### Written request
Wherever the word "Community" shows up in a line, please copy that line.

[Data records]

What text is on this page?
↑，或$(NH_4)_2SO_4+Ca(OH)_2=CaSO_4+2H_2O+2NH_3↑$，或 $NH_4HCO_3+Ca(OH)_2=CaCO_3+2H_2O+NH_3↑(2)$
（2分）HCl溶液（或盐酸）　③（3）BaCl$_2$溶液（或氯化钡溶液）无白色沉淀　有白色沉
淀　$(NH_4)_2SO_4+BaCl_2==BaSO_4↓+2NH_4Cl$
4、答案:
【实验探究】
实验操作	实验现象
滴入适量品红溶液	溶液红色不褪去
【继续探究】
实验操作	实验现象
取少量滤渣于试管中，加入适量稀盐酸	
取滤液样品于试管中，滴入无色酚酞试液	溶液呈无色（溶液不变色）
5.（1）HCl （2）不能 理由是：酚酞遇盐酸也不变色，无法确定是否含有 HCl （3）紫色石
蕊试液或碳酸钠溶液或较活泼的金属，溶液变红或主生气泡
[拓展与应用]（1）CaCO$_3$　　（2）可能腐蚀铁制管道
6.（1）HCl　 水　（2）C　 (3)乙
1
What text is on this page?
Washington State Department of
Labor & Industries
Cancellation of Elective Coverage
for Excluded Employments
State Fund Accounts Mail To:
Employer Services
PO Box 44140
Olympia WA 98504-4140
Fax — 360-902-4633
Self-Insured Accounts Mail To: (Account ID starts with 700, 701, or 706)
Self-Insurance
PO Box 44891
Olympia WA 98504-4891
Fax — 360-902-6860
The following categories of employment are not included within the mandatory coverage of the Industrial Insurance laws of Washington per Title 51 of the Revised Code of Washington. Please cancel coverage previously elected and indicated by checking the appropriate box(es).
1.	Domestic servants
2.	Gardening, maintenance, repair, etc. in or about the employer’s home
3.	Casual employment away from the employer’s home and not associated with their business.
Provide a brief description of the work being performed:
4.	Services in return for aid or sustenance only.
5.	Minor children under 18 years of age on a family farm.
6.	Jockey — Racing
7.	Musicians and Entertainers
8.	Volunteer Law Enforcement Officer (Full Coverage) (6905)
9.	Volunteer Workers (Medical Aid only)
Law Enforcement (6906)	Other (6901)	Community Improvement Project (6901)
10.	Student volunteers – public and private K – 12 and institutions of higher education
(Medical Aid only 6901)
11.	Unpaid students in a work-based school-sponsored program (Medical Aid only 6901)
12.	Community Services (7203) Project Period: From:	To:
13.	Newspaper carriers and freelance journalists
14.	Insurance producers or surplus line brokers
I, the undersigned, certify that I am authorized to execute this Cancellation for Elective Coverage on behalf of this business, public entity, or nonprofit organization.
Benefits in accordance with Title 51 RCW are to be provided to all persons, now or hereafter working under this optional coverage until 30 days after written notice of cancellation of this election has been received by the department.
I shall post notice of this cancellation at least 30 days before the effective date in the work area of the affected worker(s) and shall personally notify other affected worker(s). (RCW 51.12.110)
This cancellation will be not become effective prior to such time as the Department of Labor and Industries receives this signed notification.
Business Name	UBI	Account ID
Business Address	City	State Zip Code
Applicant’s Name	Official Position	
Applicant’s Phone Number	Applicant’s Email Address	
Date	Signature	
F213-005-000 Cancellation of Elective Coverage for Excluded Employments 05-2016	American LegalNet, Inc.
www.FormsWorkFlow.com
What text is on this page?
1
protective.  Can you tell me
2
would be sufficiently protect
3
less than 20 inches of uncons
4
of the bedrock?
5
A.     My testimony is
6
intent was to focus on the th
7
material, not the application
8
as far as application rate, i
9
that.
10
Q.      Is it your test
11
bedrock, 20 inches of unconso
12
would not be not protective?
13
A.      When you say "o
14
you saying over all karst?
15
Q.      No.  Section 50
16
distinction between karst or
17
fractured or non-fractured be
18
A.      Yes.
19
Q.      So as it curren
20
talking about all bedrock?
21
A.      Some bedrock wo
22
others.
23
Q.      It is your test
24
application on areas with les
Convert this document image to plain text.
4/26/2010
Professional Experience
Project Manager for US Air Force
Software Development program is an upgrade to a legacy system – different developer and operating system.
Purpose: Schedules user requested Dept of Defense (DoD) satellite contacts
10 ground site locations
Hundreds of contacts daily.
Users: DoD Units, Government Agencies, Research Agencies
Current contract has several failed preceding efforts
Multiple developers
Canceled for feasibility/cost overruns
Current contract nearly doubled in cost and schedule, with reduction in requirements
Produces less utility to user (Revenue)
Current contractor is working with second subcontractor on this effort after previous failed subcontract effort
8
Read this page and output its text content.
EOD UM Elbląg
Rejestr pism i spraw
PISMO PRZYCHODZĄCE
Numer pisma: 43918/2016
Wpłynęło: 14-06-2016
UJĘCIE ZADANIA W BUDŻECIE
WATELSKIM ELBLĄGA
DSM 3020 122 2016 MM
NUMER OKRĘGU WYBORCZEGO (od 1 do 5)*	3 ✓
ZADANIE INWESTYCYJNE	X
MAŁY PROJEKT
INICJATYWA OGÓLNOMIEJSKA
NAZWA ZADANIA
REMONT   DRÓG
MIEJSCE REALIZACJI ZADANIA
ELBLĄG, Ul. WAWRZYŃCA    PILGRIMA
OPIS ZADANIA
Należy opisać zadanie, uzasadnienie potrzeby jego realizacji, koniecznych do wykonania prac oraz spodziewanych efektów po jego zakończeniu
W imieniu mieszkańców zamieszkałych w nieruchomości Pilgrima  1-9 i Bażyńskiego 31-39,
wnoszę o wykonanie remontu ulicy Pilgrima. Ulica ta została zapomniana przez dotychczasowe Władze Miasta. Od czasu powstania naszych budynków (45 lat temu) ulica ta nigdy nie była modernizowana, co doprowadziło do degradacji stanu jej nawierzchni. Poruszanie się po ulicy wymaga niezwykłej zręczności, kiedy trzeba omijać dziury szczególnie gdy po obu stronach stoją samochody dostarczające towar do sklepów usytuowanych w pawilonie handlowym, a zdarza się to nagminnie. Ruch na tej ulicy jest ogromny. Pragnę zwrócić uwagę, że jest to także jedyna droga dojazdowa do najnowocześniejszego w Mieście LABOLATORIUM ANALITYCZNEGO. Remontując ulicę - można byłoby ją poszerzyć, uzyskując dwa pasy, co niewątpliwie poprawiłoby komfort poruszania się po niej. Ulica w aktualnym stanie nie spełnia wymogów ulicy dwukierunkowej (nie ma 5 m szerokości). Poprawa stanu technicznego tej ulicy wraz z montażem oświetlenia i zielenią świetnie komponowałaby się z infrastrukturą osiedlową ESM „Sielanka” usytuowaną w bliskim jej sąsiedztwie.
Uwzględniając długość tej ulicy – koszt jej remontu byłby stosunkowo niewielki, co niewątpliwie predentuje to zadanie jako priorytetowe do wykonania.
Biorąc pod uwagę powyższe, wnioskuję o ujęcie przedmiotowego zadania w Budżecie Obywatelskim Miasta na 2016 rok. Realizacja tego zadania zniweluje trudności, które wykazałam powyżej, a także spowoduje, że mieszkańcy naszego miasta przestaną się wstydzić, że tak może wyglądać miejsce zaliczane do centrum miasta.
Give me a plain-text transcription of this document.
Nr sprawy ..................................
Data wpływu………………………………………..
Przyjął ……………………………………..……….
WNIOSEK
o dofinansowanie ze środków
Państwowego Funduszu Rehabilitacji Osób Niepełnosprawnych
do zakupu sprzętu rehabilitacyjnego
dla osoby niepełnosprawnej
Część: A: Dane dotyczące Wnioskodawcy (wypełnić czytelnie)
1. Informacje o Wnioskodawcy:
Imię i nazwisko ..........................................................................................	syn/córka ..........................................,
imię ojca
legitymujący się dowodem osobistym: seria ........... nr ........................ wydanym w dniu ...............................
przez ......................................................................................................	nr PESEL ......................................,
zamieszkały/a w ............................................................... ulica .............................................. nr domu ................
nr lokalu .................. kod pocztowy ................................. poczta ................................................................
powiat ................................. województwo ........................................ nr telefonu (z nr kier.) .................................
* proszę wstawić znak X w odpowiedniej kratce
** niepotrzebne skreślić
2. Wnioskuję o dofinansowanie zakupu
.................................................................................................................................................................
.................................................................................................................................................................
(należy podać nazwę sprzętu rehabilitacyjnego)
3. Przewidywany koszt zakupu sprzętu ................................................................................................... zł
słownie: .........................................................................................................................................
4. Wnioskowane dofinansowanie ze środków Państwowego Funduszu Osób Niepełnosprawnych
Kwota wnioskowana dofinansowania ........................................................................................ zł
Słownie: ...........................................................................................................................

### Task answer
Law Enforcement (6906)	Other (6901)	Community Improvement Project (6901)
12.	Community Services (7203) Project Period: From:	To:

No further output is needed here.